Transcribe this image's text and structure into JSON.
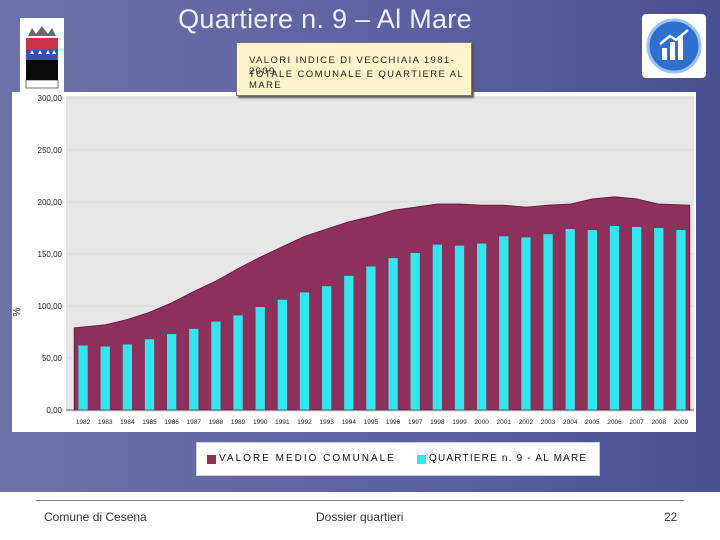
{
  "slide": {
    "title": "Quartiere n. 9 – Al Mare",
    "footer_left": "Comune di Cesena",
    "footer_center": "Dossier quartieri",
    "page_number": "22"
  },
  "chart_data": {
    "type": "bar",
    "title": "VALORI INDICE DI VECCHIAIA 1981-2009",
    "subtitle": "TOTALE COMUNALE E QUARTIERE AL MARE",
    "ylabel": "%",
    "ylim": [
      0,
      300
    ],
    "yticks": [
      "0,00",
      "50,00",
      "100,00",
      "150,00",
      "200,00",
      "250,00",
      "300,00"
    ],
    "categories": [
      "1982",
      "1983",
      "1984",
      "1985",
      "1986",
      "1987",
      "1988",
      "1989",
      "1990",
      "1991",
      "1992",
      "1993",
      "1994",
      "1995",
      "1996",
      "1997",
      "1998",
      "1999",
      "2000",
      "2001",
      "2002",
      "2003",
      "2004",
      "2005",
      "2006",
      "2007",
      "2008",
      "2009"
    ],
    "series": [
      {
        "name": "VALORE MEDIO COMUNALE",
        "kind": "area",
        "color": "#8e2f5c",
        "values": [
          79,
          82,
          87,
          94,
          103,
          114,
          124,
          136,
          147,
          157,
          167,
          174,
          181,
          186,
          192,
          195,
          198,
          198,
          197,
          197,
          195,
          197,
          198,
          203,
          205,
          203,
          198,
          197
        ]
      },
      {
        "name": "QUARTIERE n. 9 - AL MARE",
        "kind": "bar",
        "color": "#33e6ee",
        "values": [
          62,
          61,
          63,
          68,
          73,
          78,
          85,
          91,
          99,
          106,
          113,
          119,
          129,
          138,
          146,
          151,
          159,
          158,
          160,
          167,
          166,
          169,
          174,
          173,
          177,
          176,
          175,
          173
        ]
      }
    ]
  }
}
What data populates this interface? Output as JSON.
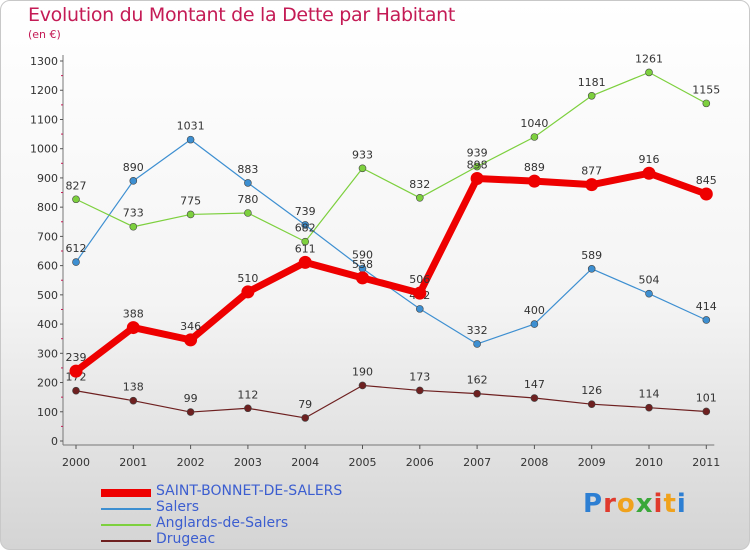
{
  "title": "Evolution du Montant de la Dette par Habitant",
  "subtitle": "(en €)",
  "logo": "Proxiti",
  "chart_data": {
    "type": "line",
    "title": "Evolution du Montant de la Dette par Habitant",
    "ylabel": "(en €)",
    "xlabel": "",
    "categories": [
      "2000",
      "2001",
      "2002",
      "2003",
      "2004",
      "2005",
      "2006",
      "2007",
      "2008",
      "2009",
      "2010",
      "2011"
    ],
    "ylim": [
      0,
      1300
    ],
    "yticks": [
      0,
      100,
      200,
      300,
      400,
      500,
      600,
      700,
      800,
      900,
      1000,
      1100,
      1200,
      1300
    ],
    "grid": false,
    "legend_position": "bottom-left",
    "series": [
      {
        "name": "SAINT-BONNET-DE-SALERS",
        "color": "#ee0000",
        "values": [
          239,
          388,
          346,
          510,
          611,
          558,
          506,
          898,
          889,
          877,
          916,
          845
        ]
      },
      {
        "name": "Salers",
        "color": "#3d8fd1",
        "values": [
          612,
          890,
          1031,
          883,
          739,
          590,
          452,
          332,
          400,
          589,
          504,
          414
        ]
      },
      {
        "name": "Anglards-de-Salers",
        "color": "#7dd03e",
        "values": [
          827,
          733,
          775,
          780,
          682,
          933,
          832,
          939,
          1040,
          1181,
          1261,
          1155
        ]
      },
      {
        "name": "Drugeac",
        "color": "#6e2020",
        "values": [
          172,
          138,
          99,
          112,
          79,
          190,
          173,
          162,
          147,
          126,
          114,
          101
        ]
      }
    ]
  }
}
########################################
TASK TO COMPLETE |
Where a line of the material above holds the string "JSON", copy that line.

FULL ANSWER |
Transcribe this image's text and structure into JSON.
What data populates this interface? Output as JSON.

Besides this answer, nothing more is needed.